INSTRUCTIONS TO FOLLOW
Copy the lines holding the word "Futures", all of them.

INFORMATION SHOWN

** start **

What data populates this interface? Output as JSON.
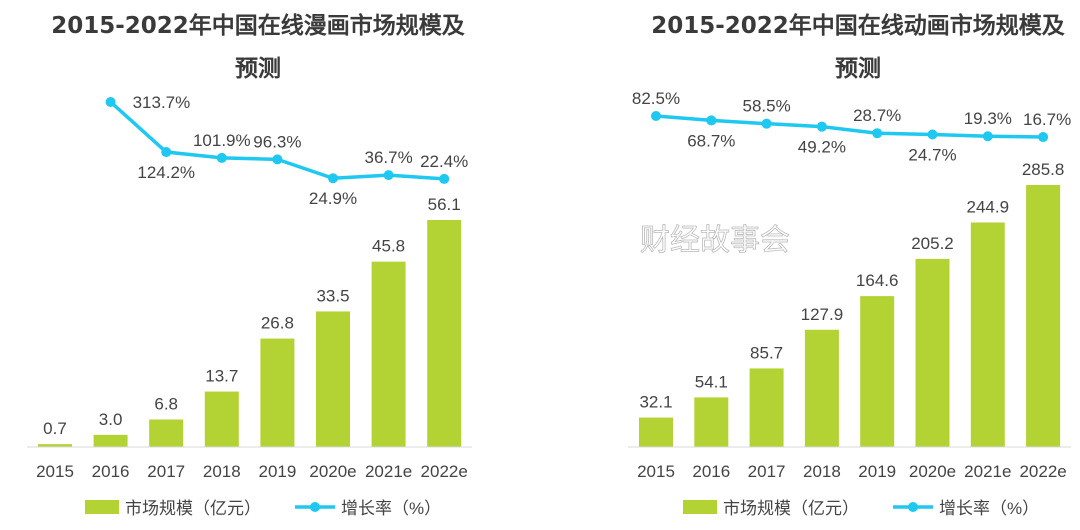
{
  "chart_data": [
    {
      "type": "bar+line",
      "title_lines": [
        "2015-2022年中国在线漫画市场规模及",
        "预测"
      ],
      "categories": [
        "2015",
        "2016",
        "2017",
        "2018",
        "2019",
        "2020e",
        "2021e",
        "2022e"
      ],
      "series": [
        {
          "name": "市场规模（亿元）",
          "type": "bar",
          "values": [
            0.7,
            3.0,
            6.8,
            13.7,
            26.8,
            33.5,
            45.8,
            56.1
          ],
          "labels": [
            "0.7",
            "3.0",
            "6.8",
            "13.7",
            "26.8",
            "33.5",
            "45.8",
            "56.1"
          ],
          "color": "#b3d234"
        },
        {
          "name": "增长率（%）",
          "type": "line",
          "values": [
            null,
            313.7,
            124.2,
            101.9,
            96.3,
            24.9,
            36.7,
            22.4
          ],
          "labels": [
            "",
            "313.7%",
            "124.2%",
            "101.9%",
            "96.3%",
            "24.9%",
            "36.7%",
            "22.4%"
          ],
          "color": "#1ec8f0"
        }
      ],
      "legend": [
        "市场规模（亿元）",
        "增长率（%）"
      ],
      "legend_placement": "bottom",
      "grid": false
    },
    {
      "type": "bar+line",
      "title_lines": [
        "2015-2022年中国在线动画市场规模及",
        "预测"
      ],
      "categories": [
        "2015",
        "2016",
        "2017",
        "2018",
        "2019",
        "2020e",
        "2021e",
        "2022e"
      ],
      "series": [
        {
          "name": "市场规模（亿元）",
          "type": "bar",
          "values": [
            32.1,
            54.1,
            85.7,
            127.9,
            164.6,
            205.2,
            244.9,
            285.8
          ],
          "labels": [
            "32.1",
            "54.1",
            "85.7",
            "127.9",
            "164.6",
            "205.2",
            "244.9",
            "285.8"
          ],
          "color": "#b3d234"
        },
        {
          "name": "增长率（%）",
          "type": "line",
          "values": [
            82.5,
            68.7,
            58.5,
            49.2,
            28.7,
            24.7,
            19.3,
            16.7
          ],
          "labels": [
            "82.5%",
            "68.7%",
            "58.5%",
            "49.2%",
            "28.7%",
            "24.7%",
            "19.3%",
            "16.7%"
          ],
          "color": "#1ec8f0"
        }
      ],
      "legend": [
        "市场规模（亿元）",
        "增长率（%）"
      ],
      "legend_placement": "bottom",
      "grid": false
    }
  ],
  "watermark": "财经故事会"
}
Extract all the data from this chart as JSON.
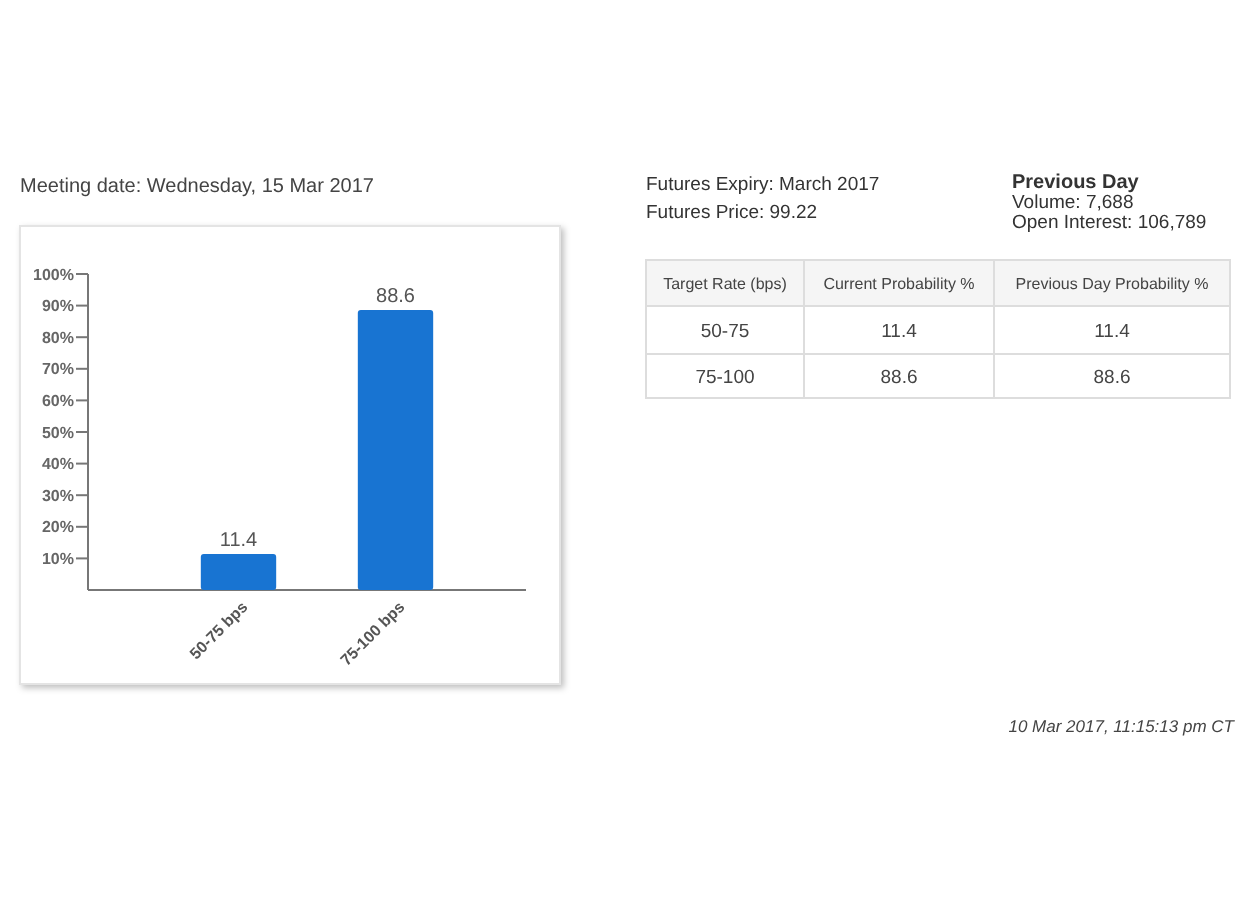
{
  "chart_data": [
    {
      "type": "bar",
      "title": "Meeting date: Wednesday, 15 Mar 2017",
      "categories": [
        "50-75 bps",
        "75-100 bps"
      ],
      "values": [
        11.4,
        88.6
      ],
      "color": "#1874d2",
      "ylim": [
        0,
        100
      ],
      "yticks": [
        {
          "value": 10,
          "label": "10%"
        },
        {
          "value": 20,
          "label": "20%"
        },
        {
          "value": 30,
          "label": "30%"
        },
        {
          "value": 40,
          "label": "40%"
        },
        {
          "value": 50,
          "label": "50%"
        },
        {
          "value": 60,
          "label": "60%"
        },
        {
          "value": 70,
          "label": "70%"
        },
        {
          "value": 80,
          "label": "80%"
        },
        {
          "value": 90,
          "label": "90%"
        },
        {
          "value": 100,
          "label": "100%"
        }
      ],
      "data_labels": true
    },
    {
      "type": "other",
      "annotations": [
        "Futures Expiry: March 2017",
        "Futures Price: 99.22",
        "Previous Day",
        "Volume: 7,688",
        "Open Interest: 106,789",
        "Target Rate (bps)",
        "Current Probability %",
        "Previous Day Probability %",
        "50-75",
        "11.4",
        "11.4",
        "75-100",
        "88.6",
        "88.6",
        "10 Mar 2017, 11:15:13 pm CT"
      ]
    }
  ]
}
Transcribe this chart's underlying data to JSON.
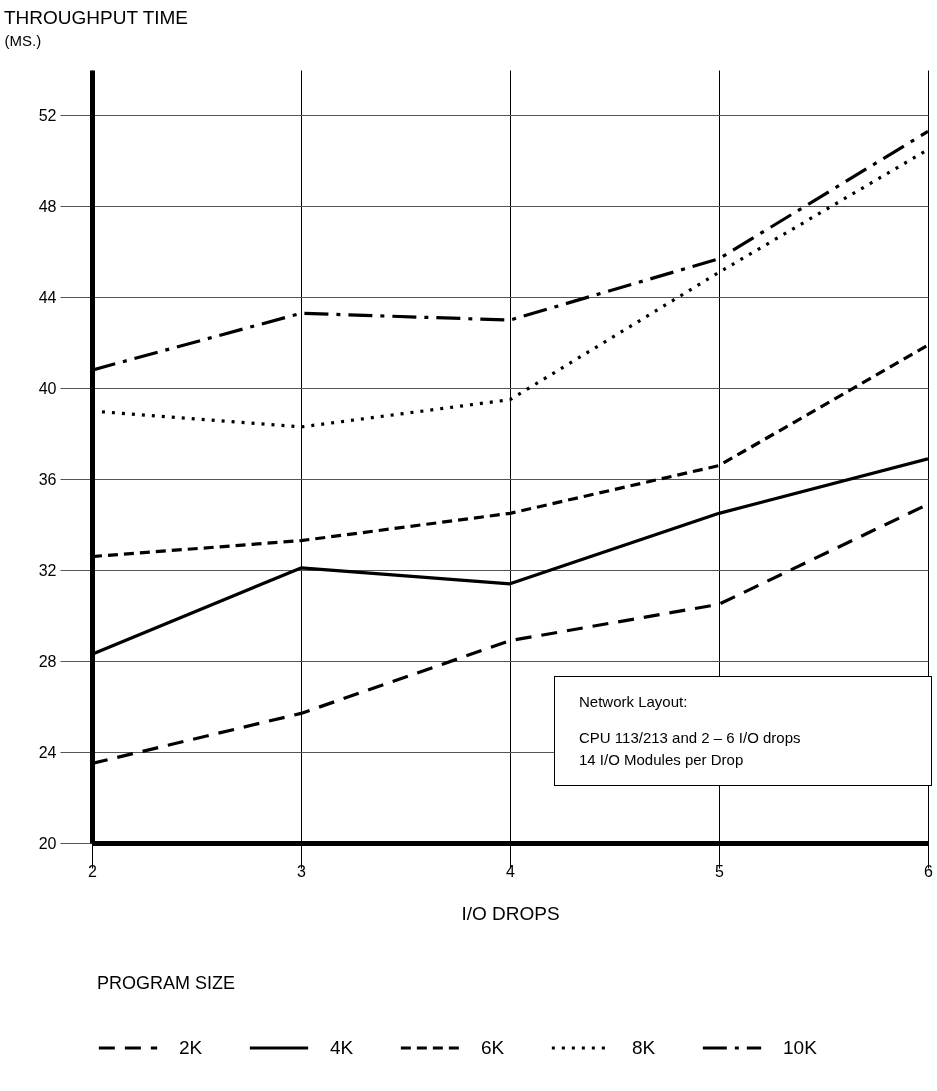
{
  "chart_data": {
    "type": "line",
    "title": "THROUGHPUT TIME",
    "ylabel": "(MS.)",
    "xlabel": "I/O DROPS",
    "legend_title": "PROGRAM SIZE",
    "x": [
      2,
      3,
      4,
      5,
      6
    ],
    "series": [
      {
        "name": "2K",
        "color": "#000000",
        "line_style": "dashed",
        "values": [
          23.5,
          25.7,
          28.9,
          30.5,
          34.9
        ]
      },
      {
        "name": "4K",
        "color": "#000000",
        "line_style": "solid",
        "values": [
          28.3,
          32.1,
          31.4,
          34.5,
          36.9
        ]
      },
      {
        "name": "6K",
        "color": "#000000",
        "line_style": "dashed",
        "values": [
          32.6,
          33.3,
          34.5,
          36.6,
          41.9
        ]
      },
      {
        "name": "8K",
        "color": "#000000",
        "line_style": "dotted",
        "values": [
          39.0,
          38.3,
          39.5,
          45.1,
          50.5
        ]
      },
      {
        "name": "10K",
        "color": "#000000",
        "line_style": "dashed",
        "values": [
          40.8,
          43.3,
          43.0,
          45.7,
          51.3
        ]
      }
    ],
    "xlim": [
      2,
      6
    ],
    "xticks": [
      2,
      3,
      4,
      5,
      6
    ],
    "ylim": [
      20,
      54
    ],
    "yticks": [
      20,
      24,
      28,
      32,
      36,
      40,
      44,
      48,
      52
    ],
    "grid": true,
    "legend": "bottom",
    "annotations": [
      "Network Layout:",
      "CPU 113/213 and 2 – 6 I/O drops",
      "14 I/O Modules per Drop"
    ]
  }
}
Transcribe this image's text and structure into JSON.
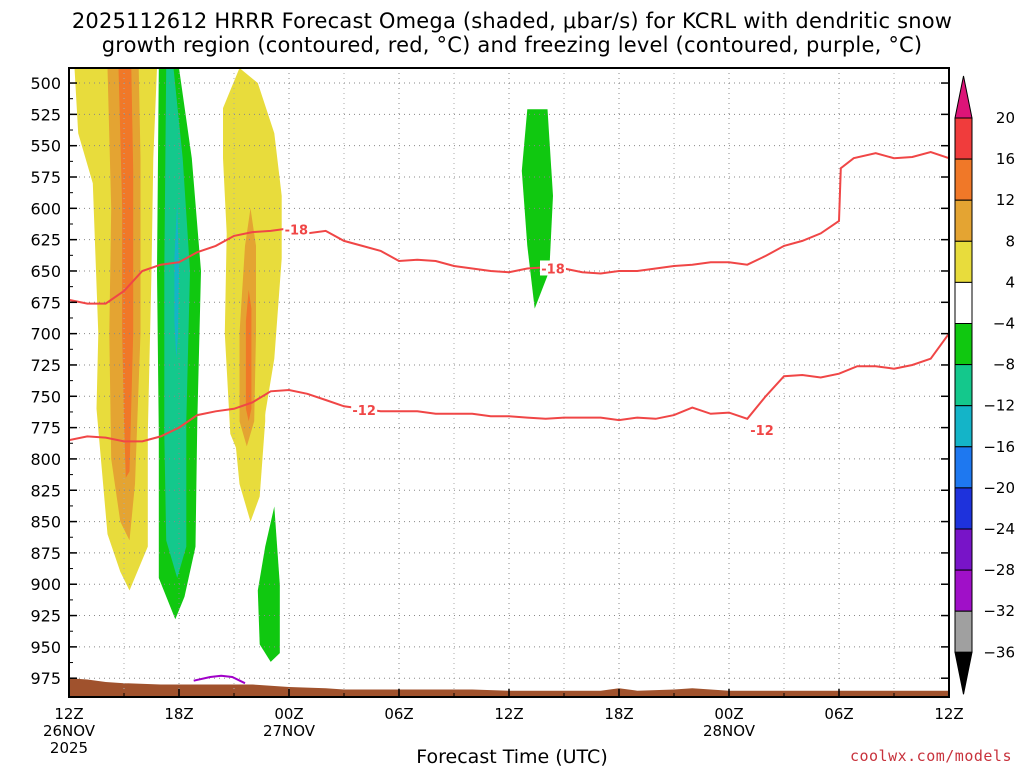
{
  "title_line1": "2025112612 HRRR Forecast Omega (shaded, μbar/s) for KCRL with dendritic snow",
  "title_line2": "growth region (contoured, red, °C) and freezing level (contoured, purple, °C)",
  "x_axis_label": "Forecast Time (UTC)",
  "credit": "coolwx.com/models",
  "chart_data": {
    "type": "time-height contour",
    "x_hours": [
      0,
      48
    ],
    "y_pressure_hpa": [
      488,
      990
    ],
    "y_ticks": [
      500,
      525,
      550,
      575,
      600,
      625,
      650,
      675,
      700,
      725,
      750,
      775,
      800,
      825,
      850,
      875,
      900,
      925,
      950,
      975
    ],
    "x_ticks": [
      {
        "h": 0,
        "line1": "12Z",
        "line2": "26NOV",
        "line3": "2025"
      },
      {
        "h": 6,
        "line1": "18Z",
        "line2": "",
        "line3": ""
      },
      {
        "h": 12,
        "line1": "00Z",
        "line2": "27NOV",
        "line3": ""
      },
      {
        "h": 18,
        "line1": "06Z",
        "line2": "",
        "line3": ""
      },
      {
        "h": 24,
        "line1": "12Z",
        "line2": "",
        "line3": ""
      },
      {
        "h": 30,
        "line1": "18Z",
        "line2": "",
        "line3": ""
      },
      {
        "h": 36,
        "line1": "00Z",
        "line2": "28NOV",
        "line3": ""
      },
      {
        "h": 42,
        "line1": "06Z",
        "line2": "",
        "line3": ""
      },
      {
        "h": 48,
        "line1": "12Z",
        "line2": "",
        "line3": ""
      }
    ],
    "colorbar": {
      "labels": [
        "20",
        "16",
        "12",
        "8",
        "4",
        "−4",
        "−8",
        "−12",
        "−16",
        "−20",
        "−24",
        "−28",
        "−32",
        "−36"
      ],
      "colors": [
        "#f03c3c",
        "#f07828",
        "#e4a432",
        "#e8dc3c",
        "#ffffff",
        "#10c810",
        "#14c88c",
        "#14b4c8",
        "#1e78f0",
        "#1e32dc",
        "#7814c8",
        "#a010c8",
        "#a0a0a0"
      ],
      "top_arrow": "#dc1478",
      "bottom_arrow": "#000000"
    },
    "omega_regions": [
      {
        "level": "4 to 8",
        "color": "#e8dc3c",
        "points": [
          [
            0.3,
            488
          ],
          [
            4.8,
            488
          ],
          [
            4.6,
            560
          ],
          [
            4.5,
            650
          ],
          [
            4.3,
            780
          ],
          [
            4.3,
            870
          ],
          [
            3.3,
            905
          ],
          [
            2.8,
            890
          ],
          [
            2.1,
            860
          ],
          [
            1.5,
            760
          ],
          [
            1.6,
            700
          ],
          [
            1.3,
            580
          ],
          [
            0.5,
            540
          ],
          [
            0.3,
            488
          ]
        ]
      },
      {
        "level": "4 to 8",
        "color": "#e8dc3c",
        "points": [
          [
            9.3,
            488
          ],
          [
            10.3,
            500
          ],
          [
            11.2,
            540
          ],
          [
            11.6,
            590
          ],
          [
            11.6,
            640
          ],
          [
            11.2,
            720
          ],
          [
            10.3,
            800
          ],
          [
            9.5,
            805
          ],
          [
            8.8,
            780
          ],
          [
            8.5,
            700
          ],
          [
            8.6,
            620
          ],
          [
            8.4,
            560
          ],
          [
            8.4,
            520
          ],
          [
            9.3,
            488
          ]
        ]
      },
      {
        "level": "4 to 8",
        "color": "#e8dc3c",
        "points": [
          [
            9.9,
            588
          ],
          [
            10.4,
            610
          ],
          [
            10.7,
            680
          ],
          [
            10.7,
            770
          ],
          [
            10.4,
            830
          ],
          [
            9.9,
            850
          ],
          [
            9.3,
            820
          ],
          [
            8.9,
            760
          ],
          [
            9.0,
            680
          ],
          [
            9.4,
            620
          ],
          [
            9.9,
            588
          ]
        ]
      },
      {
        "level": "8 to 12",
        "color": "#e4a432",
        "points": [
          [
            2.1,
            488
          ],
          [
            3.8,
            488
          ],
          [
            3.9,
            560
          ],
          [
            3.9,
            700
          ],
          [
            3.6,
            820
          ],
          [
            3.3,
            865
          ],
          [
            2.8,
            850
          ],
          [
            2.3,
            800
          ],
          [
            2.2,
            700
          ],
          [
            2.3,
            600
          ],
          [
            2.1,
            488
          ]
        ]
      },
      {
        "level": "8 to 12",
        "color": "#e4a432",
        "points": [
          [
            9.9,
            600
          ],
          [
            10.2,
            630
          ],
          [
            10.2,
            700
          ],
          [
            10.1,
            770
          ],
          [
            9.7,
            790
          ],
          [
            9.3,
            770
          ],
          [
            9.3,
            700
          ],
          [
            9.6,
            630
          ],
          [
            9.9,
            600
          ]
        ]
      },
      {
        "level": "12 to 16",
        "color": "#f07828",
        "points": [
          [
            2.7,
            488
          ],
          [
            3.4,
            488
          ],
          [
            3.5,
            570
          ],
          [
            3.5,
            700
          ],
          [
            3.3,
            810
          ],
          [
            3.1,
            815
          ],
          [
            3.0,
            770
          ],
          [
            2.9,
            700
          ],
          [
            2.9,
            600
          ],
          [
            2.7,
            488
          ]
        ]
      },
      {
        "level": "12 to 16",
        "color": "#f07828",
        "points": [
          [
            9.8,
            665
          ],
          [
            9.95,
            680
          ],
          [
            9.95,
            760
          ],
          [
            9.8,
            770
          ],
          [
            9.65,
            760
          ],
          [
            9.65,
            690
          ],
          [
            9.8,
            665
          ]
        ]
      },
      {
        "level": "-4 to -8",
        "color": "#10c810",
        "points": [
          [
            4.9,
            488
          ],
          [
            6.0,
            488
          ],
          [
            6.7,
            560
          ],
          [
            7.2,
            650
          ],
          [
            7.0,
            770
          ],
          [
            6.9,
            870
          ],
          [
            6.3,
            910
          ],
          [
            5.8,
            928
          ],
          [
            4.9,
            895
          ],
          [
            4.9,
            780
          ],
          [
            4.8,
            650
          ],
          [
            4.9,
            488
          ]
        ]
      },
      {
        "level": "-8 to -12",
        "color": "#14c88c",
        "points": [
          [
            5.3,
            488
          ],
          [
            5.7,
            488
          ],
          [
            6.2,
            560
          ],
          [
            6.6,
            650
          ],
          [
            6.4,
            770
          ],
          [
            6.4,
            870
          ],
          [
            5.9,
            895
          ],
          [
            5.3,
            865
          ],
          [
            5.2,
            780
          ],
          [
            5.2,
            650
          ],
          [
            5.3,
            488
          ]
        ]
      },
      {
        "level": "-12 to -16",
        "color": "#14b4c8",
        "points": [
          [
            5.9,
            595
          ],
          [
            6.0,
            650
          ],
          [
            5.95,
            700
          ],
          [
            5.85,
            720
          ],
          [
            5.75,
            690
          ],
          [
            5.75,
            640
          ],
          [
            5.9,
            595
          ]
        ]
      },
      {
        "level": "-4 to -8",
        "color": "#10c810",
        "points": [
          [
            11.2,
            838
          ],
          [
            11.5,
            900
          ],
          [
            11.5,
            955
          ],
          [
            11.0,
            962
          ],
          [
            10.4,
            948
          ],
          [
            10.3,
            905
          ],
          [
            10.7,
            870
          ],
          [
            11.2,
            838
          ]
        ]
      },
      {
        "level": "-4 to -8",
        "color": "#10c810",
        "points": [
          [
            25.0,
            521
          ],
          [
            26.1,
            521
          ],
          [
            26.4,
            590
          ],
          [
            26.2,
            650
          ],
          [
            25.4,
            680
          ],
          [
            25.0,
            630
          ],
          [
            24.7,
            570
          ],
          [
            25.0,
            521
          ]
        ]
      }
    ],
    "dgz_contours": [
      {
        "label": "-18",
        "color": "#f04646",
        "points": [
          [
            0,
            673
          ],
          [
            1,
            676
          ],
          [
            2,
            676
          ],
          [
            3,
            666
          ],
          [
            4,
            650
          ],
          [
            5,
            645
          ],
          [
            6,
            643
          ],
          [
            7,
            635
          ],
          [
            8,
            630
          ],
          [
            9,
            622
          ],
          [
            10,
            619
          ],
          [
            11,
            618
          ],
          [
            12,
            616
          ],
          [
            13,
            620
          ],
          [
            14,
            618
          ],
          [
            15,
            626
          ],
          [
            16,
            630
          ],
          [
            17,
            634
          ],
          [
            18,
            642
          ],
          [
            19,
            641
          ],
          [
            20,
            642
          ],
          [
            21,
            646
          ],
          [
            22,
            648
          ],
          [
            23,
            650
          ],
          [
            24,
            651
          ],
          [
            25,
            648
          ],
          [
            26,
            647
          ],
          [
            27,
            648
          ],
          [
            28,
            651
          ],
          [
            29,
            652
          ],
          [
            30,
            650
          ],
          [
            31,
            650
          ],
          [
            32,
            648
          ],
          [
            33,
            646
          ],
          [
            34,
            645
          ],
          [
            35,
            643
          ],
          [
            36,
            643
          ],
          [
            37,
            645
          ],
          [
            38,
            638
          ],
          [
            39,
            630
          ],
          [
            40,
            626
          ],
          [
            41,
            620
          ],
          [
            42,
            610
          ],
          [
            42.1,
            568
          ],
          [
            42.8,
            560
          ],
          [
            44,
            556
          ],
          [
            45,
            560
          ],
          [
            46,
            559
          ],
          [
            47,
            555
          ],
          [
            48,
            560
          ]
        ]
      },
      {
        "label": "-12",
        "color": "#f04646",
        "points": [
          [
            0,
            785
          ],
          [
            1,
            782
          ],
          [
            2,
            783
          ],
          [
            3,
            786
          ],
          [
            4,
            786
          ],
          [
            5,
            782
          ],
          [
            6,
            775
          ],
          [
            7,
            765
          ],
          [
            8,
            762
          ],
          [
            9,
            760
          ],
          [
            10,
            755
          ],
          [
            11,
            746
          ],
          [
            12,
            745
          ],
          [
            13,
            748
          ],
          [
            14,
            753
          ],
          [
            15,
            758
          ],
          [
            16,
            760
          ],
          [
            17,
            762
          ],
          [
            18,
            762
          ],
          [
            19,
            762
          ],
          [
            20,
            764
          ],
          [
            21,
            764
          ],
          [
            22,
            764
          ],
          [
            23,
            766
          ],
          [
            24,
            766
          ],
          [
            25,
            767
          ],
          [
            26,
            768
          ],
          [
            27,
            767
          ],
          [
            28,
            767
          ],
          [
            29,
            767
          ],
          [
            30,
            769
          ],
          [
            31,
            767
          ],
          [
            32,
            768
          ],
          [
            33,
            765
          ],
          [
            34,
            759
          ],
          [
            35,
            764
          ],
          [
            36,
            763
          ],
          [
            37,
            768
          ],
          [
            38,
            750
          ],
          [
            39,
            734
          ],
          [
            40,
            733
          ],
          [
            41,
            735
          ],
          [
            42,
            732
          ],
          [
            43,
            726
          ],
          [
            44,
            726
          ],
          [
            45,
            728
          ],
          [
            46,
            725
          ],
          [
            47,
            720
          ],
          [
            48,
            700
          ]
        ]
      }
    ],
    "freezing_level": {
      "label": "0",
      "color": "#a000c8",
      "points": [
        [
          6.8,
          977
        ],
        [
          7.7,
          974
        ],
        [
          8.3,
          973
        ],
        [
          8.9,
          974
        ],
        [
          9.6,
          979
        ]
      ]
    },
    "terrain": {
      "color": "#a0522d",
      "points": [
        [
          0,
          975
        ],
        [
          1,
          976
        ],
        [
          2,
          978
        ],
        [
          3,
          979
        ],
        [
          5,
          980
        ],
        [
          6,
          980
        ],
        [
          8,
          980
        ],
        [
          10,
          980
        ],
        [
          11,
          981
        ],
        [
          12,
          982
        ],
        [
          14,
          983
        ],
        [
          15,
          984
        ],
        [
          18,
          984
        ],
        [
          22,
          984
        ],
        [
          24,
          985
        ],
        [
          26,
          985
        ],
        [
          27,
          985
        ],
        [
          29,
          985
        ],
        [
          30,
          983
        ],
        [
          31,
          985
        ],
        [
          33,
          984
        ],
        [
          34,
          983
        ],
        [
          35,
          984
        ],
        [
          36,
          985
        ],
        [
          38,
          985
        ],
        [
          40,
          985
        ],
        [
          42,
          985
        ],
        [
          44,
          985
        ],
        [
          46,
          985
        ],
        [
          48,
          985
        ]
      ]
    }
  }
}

** end **

TASK OUTPUT
        "Futures Expiry: March 2017",
        "Futures Price: 99.22",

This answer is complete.